● **Set problem**
Return the lines below that carry the word "root".

Data records:
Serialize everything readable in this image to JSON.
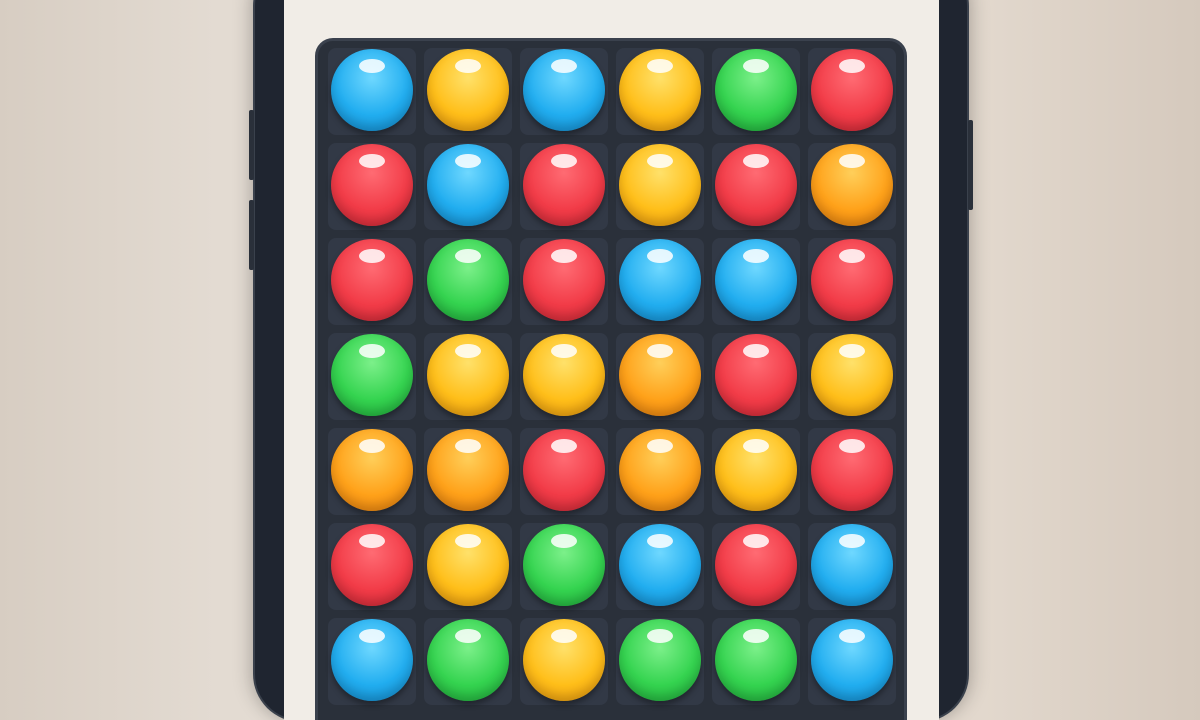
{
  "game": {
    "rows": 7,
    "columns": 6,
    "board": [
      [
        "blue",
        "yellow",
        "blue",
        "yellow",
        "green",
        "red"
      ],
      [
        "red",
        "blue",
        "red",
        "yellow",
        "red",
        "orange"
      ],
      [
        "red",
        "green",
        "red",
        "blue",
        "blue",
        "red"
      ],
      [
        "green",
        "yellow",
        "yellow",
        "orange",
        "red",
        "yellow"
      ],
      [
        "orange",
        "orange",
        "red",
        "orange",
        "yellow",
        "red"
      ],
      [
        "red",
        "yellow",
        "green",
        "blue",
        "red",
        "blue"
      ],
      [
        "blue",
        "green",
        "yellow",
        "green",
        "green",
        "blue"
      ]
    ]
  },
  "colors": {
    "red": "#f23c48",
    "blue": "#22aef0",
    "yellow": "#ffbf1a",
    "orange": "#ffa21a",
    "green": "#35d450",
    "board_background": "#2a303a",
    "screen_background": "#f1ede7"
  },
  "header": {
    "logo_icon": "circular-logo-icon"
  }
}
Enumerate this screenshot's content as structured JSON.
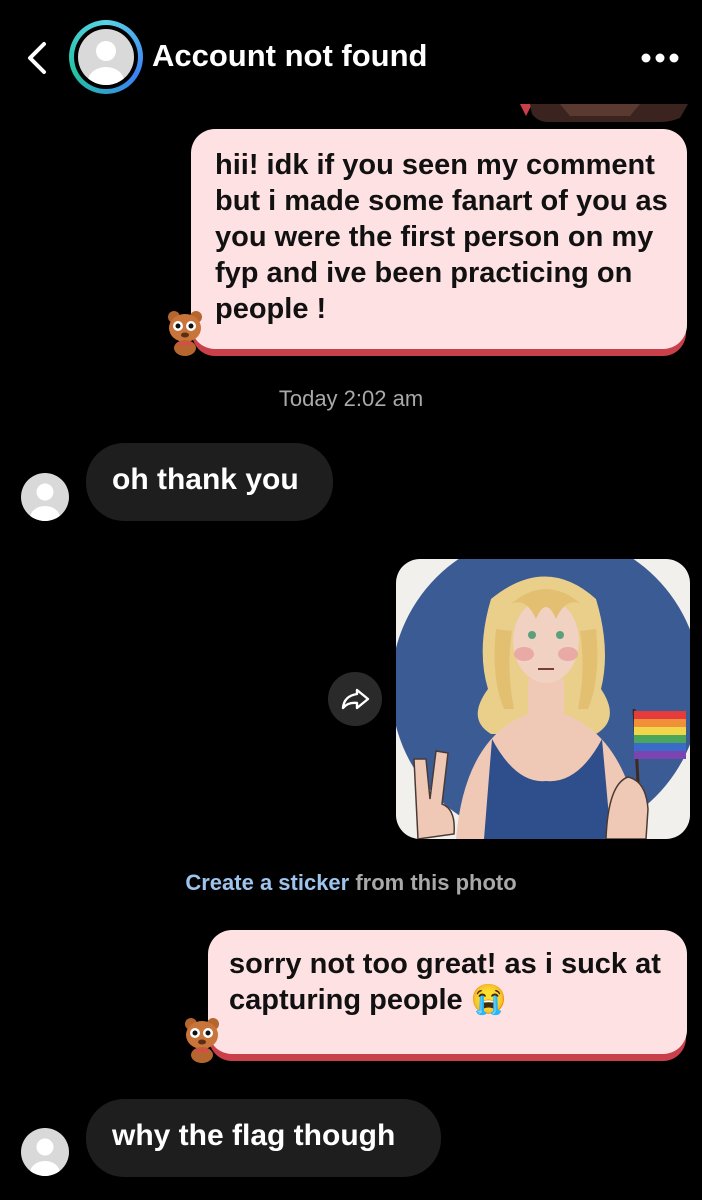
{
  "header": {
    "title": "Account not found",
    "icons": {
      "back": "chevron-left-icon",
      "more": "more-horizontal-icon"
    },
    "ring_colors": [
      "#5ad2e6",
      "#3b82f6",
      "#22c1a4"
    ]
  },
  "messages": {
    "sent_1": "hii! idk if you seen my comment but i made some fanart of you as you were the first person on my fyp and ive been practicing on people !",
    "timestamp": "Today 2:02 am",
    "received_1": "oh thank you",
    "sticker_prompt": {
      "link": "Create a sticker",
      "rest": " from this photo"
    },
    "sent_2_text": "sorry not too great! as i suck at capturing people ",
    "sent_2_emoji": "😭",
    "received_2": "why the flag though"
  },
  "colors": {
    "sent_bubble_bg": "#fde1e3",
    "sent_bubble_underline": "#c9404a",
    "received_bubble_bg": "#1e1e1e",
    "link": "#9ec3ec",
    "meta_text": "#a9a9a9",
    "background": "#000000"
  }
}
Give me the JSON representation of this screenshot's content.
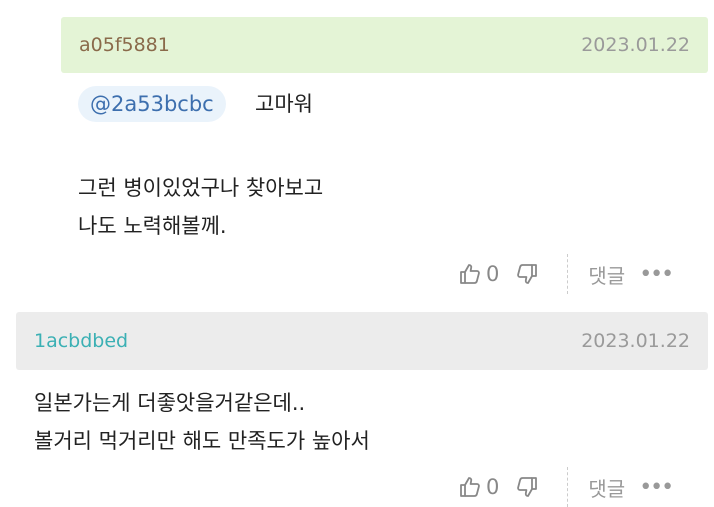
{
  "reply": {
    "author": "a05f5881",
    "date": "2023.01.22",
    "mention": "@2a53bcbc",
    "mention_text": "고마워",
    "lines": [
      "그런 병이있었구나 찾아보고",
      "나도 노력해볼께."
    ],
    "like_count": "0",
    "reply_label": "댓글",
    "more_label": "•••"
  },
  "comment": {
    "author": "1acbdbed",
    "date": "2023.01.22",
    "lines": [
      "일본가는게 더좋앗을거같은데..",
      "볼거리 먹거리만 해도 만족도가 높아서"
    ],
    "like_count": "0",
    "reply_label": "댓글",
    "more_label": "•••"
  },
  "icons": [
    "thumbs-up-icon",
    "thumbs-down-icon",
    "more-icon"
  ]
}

==

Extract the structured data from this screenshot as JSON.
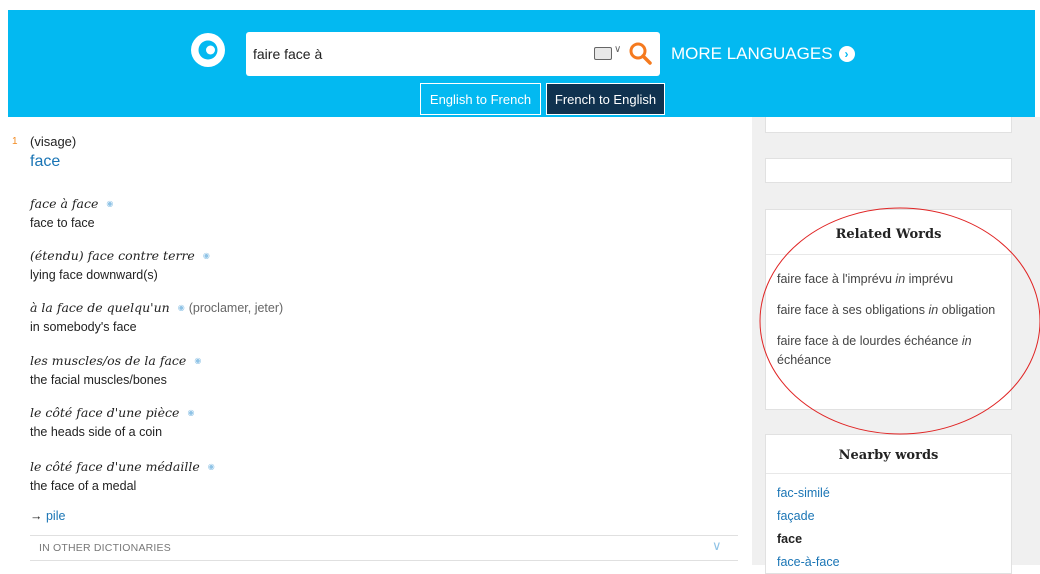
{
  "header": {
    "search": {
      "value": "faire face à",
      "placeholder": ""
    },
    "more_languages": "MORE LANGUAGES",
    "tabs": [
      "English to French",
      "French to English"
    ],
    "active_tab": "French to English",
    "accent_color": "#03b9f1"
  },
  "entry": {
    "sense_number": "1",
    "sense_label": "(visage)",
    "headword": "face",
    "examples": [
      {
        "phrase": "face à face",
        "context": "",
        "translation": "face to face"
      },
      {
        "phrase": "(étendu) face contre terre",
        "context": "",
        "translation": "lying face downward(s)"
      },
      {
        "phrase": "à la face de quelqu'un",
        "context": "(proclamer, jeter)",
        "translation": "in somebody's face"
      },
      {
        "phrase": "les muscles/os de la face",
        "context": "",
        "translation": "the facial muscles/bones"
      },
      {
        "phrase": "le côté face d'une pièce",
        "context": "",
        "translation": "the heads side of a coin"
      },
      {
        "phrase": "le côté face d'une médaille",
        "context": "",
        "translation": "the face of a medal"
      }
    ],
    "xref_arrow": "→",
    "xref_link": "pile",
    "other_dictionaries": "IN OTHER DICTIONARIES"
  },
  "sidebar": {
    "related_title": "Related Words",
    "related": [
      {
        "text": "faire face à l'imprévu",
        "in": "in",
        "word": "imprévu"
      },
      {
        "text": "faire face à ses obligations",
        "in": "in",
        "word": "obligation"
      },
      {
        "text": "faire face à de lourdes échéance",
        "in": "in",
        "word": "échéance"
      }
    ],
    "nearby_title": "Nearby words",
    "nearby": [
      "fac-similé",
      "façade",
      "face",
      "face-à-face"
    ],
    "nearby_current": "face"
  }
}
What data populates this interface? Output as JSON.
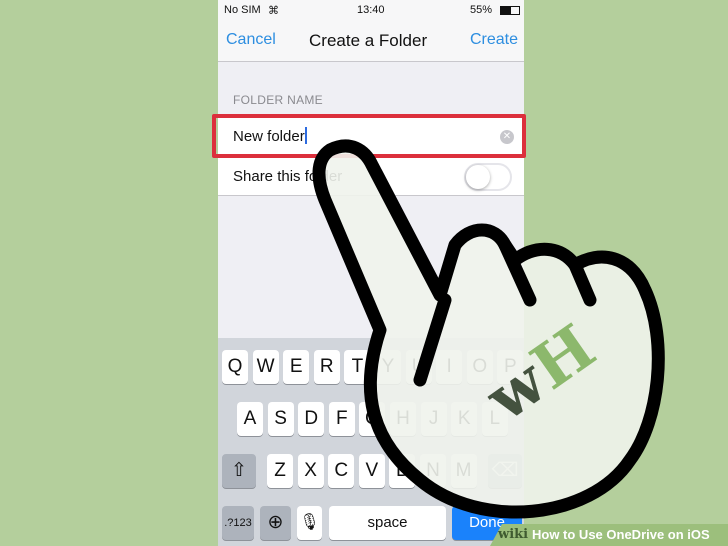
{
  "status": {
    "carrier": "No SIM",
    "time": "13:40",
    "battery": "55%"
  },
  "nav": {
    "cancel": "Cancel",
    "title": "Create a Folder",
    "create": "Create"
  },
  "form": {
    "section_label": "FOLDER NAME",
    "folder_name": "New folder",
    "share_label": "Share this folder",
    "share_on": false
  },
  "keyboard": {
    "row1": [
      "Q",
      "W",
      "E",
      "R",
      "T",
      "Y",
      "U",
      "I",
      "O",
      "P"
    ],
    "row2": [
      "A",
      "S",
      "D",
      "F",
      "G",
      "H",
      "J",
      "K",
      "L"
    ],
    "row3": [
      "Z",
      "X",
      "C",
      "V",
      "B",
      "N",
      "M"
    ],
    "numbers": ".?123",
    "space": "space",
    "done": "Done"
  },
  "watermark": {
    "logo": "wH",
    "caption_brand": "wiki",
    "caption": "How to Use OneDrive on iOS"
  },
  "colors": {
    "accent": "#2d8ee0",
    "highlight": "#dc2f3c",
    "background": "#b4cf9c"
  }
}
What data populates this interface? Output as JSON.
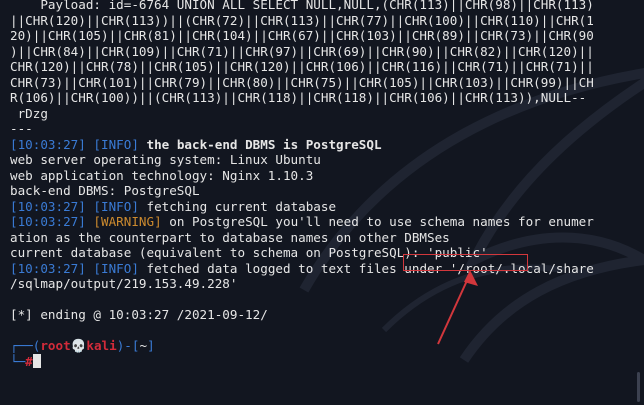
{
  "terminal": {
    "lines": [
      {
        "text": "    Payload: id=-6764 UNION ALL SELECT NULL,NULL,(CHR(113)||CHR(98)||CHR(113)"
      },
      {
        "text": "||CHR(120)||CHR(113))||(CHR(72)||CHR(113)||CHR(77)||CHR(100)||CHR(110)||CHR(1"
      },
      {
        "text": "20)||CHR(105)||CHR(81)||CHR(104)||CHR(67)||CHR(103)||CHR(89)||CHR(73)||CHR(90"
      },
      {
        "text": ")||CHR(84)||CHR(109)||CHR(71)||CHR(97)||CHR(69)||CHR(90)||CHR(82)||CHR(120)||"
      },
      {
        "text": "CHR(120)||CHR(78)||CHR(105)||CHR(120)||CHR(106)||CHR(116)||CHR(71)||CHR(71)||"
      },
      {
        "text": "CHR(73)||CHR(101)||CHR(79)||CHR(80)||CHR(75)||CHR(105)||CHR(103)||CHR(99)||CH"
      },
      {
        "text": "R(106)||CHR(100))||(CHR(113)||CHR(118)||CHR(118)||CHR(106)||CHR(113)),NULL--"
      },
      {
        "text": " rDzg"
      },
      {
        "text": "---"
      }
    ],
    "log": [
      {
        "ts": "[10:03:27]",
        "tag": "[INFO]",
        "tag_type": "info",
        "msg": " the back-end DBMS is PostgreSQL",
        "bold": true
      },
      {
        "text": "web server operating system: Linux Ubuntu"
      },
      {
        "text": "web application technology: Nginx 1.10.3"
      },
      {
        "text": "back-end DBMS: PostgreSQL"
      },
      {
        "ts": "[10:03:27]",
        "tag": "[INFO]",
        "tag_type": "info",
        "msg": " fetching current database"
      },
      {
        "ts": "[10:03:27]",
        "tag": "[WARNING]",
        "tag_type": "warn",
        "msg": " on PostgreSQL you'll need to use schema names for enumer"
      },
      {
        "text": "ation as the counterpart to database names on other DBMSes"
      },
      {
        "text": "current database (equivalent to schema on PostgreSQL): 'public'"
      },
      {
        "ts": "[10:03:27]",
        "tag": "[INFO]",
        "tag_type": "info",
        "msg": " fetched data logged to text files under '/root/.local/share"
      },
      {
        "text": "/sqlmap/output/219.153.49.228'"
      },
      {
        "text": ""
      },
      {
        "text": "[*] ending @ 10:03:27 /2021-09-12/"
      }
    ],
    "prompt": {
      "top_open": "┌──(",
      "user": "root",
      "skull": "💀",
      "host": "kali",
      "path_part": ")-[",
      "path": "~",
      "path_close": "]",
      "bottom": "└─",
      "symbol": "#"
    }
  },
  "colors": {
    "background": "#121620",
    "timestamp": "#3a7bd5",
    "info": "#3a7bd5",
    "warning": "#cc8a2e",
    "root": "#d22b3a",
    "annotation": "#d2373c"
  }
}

● **The answer**
        "msg": " fetched data logged to text files under '/root/.local/share"
      "user": "root",
    "root": "#d22b3a",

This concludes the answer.